▶ _CHALLENGE_
Work out the number of lines with "JSON" in them. Reply with that number and no other words.

[Entries taken from a collection]
==================================================

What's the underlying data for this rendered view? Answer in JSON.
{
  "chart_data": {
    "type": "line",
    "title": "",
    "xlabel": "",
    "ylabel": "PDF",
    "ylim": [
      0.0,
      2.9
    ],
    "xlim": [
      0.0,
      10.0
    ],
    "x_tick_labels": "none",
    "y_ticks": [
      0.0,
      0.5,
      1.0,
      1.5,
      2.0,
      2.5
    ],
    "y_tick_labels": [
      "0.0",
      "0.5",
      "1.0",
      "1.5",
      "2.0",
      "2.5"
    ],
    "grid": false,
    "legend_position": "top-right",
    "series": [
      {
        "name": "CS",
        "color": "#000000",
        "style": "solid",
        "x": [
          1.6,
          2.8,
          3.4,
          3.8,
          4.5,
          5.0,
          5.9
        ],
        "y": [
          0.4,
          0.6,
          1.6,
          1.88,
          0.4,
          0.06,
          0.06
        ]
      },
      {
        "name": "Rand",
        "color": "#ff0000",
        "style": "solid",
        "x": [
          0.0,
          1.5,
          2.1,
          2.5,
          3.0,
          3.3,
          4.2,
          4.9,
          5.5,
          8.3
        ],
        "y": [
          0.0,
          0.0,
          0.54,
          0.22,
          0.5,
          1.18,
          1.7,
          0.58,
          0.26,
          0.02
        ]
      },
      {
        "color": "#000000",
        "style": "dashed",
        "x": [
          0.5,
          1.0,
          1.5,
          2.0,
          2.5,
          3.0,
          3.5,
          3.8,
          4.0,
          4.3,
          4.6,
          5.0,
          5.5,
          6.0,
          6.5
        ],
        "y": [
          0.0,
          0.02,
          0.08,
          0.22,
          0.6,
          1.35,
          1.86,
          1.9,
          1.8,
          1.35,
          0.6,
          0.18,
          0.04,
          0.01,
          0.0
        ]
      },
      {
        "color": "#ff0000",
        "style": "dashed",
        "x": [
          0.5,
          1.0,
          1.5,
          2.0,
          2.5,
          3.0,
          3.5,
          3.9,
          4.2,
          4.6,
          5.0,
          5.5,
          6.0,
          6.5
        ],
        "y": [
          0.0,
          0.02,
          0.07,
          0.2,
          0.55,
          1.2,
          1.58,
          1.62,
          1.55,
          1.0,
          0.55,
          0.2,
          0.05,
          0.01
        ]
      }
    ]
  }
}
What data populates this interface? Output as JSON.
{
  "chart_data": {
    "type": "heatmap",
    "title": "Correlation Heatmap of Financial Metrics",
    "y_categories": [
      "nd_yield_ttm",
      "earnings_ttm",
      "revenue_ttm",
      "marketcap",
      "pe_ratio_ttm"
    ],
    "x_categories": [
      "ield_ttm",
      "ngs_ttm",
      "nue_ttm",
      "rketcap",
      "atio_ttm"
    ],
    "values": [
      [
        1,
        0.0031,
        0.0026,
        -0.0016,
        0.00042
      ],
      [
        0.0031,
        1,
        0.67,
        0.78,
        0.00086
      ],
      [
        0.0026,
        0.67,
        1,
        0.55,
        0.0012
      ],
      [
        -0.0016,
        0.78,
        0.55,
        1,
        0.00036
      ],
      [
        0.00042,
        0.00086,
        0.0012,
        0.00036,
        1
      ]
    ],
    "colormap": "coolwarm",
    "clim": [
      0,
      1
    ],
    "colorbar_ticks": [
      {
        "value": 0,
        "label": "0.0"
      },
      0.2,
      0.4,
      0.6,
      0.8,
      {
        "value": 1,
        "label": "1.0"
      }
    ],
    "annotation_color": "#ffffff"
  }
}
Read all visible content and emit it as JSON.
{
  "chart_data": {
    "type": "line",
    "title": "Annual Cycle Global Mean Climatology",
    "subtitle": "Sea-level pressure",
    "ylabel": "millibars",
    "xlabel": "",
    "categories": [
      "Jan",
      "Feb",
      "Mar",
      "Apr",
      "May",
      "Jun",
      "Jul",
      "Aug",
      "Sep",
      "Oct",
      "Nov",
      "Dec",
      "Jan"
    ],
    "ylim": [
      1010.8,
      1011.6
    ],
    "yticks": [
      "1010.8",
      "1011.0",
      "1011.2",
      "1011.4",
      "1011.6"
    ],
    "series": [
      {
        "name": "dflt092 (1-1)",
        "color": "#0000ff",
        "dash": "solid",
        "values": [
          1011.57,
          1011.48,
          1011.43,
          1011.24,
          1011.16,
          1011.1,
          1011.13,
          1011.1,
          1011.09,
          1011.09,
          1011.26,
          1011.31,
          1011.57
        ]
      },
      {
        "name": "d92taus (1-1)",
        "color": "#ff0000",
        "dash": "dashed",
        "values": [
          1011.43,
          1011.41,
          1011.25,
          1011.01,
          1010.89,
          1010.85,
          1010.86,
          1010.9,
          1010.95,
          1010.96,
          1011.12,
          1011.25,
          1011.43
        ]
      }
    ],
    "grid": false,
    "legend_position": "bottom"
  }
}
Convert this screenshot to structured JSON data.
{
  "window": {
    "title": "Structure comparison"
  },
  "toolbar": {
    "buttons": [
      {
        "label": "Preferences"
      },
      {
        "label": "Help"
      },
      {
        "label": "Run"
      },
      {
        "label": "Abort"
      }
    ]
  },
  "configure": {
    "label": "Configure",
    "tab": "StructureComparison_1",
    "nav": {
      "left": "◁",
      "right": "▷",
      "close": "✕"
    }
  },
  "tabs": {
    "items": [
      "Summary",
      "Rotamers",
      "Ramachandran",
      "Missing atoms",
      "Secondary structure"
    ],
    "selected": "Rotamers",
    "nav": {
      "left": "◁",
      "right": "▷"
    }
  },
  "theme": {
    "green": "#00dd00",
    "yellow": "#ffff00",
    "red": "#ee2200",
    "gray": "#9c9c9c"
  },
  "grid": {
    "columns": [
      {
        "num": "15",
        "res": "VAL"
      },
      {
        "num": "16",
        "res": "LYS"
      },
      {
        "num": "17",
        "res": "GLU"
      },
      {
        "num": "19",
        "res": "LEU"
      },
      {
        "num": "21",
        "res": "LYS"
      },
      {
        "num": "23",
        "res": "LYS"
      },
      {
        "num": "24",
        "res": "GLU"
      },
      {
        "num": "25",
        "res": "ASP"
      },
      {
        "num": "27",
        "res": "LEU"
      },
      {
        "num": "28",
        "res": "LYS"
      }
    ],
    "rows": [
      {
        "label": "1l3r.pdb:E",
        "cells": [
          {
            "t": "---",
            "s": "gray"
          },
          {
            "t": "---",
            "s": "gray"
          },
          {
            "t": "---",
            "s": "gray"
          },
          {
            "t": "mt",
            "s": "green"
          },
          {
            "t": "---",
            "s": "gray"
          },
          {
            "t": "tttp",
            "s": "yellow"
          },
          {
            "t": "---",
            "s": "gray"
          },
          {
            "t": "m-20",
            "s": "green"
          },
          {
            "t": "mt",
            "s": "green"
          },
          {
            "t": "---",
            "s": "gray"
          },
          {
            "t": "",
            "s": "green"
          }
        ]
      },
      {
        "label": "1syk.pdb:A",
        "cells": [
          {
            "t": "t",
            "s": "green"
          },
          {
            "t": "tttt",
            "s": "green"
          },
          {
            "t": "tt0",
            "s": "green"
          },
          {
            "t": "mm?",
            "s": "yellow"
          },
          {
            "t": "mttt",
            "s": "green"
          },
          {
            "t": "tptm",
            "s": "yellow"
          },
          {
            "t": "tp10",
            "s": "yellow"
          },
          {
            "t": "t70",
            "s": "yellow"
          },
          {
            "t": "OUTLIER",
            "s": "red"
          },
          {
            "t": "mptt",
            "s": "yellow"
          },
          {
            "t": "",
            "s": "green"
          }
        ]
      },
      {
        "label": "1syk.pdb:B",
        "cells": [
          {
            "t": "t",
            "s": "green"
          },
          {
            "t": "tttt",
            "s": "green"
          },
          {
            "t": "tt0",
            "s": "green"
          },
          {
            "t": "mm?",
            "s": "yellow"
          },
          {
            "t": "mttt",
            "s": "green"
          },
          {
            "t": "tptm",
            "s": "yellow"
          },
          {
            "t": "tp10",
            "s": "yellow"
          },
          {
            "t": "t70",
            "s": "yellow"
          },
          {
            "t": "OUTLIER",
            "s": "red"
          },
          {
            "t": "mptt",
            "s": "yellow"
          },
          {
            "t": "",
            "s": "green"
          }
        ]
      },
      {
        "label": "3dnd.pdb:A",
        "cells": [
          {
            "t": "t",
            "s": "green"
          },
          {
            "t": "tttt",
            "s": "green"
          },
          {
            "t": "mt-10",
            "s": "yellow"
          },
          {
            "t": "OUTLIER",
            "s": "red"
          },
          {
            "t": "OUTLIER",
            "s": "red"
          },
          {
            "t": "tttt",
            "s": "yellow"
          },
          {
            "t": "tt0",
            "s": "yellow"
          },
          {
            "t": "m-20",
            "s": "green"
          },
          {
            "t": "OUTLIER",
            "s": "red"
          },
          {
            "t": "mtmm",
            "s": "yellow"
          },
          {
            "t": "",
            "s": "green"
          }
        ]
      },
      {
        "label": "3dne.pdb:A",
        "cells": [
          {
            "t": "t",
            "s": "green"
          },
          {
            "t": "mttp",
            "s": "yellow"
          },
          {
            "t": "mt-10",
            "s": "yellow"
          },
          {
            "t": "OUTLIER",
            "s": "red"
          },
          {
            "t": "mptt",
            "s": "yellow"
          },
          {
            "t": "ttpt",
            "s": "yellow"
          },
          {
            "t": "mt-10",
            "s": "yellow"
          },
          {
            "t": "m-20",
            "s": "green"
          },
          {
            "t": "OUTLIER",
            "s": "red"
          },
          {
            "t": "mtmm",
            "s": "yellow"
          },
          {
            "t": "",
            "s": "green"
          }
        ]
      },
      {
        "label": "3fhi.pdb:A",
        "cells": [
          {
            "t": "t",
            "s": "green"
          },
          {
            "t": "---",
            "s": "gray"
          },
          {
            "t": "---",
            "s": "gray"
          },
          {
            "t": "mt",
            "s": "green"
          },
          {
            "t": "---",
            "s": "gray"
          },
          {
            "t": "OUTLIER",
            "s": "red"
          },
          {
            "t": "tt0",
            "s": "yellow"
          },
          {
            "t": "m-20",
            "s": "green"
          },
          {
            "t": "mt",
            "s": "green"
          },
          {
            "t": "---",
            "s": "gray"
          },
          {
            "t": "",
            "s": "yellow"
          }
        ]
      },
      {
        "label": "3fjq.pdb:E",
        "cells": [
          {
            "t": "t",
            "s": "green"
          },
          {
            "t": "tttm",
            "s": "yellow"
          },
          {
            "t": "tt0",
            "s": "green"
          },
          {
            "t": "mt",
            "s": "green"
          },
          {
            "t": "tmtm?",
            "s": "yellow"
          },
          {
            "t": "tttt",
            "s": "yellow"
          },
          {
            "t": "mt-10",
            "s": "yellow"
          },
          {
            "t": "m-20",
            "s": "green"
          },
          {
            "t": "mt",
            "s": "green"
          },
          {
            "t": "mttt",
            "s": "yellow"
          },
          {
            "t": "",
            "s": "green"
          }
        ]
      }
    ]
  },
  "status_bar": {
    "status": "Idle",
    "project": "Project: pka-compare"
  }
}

==================================================

▶ _EXPECTED ANSWER_
4